Data extracted from a collection:
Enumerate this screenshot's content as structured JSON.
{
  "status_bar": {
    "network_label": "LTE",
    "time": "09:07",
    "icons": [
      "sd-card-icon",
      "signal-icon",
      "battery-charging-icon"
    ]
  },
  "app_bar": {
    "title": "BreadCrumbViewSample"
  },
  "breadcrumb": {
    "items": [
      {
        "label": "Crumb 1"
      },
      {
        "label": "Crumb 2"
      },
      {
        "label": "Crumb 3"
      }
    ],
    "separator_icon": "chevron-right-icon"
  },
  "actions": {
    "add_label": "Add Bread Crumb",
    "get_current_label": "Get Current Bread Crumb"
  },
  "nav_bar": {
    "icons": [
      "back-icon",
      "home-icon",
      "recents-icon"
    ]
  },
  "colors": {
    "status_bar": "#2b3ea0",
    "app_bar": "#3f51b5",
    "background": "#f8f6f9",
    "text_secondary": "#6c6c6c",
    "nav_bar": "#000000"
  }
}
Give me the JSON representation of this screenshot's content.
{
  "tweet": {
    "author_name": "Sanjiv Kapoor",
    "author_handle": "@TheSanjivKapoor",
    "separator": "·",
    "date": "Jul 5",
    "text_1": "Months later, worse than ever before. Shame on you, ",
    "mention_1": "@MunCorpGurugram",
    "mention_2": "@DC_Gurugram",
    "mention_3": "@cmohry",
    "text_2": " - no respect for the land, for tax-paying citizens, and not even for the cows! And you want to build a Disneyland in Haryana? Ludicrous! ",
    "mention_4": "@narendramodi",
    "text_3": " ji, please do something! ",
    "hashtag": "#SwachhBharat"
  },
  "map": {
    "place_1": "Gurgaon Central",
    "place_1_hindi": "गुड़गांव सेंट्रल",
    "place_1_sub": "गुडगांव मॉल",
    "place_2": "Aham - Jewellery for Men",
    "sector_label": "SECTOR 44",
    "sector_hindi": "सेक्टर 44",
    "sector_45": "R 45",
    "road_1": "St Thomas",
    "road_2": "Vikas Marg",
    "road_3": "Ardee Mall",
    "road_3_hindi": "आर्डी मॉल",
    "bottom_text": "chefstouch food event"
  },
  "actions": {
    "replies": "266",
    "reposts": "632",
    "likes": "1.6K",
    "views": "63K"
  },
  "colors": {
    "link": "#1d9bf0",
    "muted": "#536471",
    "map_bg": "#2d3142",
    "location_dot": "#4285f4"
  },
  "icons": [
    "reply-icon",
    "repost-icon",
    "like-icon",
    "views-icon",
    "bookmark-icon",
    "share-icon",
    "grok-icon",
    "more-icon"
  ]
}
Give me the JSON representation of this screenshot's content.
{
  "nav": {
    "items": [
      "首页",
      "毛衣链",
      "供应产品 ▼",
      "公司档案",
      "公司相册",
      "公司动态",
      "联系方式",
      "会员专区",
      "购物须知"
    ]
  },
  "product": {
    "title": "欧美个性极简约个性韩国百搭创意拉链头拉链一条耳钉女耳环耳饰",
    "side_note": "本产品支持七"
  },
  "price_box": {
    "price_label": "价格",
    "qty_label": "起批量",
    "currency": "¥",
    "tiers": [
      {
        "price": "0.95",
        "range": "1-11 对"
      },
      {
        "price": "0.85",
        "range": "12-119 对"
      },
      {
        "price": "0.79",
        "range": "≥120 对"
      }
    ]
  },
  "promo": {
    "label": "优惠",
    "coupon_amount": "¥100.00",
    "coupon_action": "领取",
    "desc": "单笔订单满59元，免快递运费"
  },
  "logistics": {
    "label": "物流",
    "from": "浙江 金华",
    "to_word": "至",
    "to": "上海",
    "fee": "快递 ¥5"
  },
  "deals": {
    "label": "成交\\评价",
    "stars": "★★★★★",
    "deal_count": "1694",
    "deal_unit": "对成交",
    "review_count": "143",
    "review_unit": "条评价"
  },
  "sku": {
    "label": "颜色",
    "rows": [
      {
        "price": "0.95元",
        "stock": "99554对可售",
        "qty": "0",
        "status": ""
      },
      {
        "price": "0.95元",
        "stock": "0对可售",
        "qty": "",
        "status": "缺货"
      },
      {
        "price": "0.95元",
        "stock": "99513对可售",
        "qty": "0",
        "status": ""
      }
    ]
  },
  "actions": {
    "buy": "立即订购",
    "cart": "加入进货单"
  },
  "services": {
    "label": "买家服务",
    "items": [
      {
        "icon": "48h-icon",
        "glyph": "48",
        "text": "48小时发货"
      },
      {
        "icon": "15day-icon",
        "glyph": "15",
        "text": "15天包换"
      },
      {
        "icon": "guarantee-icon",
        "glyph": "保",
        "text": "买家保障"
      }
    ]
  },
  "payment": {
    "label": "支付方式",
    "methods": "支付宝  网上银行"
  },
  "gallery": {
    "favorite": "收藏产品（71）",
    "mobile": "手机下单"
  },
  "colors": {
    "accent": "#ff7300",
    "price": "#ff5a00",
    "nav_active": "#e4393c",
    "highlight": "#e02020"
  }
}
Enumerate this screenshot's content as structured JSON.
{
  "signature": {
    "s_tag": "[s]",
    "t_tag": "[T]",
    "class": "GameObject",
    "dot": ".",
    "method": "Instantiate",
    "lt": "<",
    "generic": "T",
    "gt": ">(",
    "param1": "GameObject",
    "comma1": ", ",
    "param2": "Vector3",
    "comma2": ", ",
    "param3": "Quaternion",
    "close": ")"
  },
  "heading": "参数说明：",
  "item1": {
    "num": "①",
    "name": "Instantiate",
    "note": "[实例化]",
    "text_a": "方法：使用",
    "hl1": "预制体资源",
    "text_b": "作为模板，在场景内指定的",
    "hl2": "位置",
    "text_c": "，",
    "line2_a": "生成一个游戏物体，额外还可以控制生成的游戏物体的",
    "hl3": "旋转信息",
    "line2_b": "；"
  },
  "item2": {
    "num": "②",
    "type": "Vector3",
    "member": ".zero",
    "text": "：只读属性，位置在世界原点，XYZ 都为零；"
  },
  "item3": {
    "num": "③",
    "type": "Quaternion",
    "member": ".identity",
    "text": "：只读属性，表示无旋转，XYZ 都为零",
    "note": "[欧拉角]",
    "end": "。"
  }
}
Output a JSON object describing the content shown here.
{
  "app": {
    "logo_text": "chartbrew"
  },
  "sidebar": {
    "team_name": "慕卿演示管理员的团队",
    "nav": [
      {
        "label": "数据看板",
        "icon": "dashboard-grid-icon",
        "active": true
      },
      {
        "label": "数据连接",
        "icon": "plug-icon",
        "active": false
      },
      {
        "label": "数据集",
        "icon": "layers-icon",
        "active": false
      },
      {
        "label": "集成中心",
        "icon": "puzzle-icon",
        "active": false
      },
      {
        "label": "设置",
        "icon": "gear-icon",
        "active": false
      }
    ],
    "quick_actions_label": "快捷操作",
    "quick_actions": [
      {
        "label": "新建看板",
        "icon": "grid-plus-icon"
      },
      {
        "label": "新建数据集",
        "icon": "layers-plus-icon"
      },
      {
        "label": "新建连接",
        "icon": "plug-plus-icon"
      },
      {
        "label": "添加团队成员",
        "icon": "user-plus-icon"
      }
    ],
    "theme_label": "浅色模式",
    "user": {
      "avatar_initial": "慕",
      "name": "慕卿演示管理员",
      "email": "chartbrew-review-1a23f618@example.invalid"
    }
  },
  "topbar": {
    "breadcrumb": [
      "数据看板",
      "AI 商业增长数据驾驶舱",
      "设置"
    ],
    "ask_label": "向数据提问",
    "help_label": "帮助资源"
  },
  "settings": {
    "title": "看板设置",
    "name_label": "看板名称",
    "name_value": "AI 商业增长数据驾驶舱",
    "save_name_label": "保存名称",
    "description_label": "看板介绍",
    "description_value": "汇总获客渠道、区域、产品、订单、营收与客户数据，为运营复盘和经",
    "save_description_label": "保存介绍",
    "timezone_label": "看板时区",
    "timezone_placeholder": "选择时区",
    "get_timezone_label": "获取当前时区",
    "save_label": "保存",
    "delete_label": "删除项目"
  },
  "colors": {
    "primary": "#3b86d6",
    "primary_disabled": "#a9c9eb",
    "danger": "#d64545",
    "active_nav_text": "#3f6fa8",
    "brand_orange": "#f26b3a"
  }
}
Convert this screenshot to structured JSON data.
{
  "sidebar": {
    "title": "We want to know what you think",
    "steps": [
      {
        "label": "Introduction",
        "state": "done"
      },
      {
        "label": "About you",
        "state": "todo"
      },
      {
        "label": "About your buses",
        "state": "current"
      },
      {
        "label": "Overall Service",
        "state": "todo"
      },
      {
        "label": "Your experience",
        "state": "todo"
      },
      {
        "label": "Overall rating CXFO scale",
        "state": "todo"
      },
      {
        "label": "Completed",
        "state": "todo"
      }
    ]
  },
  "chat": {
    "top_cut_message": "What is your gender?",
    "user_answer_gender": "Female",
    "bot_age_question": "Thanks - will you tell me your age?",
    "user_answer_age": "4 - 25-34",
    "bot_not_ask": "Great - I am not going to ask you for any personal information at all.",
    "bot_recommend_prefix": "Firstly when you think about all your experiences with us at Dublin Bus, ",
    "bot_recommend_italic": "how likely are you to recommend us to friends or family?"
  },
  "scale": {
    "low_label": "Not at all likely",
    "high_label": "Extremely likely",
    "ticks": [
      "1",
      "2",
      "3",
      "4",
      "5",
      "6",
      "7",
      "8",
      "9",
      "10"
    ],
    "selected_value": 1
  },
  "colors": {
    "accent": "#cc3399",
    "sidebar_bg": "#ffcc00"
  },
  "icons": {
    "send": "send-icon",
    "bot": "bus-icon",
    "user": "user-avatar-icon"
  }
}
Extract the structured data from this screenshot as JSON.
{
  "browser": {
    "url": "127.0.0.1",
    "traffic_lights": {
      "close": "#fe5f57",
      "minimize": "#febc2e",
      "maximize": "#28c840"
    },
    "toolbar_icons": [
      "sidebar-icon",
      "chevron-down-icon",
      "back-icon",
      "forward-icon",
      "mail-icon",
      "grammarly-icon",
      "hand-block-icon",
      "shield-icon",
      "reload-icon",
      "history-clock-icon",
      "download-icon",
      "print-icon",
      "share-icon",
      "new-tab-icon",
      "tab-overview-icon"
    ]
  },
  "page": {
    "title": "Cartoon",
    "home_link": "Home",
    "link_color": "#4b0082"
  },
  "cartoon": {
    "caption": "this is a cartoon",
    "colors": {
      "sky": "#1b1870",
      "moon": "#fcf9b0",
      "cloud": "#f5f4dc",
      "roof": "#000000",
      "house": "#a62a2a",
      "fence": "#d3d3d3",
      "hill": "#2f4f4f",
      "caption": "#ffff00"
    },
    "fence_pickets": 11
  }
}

* **Exercise details**:
Return every line from the records above that holds the word "GameObject".

* **Result below**:
    "class": "GameObject",
    "param1": "GameObject",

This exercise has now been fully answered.